(Collected data entries)
-- BEGIN --
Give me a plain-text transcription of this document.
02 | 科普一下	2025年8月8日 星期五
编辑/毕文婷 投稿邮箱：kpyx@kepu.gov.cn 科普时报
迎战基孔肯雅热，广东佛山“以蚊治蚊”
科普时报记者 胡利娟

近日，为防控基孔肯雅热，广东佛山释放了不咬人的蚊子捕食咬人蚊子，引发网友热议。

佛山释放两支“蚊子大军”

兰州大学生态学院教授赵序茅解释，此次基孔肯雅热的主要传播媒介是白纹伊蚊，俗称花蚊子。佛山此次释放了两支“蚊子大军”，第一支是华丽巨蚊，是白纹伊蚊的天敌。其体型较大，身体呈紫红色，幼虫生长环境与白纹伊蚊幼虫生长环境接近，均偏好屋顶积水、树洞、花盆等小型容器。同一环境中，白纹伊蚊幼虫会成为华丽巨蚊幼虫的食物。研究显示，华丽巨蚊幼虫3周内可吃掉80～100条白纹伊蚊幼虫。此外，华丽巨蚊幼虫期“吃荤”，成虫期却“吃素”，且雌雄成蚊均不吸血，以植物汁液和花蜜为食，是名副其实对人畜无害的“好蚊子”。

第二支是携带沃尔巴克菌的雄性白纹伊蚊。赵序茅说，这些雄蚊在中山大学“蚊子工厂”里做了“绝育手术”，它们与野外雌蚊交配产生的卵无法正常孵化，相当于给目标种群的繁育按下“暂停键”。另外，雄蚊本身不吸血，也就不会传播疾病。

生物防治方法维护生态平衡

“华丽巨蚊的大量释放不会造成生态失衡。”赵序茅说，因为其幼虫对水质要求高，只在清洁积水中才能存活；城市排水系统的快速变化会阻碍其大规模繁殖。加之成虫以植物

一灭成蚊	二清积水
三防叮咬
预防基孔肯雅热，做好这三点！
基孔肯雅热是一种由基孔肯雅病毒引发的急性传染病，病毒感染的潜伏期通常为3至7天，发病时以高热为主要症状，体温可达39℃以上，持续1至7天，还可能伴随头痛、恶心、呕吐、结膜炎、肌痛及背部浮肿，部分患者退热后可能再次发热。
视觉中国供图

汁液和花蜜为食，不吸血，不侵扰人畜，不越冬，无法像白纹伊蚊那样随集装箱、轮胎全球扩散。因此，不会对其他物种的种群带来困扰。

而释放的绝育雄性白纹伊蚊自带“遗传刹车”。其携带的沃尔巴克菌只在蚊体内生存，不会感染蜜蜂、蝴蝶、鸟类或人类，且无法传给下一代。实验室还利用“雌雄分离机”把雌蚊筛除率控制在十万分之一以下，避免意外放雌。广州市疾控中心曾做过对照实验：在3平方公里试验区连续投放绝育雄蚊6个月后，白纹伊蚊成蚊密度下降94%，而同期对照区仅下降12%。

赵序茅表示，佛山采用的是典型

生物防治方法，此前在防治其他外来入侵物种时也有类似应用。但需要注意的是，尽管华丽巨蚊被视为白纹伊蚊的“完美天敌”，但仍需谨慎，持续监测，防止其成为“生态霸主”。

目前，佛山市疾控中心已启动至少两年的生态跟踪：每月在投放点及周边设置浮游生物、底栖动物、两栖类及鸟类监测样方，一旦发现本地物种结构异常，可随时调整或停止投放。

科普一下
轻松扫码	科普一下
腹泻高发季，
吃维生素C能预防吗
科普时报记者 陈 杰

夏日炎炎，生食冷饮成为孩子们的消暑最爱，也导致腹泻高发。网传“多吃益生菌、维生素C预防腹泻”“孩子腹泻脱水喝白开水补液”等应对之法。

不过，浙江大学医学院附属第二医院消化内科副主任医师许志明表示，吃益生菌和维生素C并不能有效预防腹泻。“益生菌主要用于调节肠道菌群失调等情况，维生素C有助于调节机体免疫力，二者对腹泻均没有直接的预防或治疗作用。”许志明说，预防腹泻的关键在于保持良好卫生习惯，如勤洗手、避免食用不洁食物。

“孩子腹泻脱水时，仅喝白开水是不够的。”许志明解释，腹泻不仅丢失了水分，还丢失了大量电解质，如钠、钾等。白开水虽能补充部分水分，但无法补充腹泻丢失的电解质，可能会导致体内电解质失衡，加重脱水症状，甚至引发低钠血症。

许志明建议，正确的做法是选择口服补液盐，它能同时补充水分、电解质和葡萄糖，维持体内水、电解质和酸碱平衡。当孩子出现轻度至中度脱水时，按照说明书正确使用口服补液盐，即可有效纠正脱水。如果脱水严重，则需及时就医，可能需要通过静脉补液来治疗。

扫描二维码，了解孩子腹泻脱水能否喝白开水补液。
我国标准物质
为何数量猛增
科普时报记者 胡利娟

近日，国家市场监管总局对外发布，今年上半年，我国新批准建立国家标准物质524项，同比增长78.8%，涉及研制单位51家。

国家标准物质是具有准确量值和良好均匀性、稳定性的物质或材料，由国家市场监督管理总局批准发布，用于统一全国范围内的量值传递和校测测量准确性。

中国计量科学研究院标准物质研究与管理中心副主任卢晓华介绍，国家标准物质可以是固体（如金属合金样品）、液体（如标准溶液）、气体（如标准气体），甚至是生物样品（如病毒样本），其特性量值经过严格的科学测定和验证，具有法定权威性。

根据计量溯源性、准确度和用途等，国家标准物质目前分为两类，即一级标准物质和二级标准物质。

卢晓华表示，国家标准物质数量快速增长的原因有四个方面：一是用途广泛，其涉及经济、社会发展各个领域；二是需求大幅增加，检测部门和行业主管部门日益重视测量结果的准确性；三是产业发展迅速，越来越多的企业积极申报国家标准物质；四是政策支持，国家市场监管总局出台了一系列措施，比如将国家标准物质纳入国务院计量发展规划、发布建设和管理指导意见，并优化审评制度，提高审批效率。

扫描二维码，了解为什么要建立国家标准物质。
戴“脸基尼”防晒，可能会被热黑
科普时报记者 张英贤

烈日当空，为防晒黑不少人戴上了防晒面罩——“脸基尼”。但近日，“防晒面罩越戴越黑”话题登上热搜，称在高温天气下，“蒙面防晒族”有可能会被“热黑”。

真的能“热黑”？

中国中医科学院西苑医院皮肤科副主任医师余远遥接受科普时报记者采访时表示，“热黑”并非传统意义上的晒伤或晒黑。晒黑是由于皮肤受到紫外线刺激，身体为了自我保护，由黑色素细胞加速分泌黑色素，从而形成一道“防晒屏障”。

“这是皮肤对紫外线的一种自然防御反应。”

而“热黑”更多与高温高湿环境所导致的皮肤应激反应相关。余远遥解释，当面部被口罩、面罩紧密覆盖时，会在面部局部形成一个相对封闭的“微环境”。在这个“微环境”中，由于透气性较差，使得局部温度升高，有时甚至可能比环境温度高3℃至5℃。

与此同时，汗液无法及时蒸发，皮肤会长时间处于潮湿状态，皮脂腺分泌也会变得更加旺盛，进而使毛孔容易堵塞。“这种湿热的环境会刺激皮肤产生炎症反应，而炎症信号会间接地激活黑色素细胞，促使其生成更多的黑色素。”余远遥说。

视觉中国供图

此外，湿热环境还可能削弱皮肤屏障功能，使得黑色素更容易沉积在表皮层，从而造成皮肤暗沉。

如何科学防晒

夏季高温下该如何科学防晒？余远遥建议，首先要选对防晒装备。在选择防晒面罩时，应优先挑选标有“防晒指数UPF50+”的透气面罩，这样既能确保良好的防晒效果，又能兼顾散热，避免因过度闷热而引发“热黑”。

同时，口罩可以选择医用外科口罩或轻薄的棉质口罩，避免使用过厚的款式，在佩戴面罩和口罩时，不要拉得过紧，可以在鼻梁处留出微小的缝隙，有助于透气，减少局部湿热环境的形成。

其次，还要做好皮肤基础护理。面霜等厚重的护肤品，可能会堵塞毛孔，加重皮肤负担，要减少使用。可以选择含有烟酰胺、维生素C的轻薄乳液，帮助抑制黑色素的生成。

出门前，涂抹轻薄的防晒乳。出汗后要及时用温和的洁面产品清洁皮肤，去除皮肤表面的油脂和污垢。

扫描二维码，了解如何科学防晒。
-- END --
_Instructions to follow_
Every line above that contains the word "赵序茅说" should be reported.

_Task solution_
第二支是携带沃尔巴克菌的雄性白纹伊蚊。赵序茅说，这些雄蚊在中山大学“蚊子工厂”里做了“绝育手术”，它们与野外雌蚊交配产生的卵无法正常孵化，相当于给目标种群的繁育按下“暂停键”。另外，雄蚊本身不吸血，也就不会传播疾病。
“华丽巨蚊的大量释放不会造成生态失衡。”赵序茅说，因为其幼虫对水质要求高，只在清洁积水中才能存活；城市排水系统的快速变化会阻碍其大规模繁殖。加之成虫以植物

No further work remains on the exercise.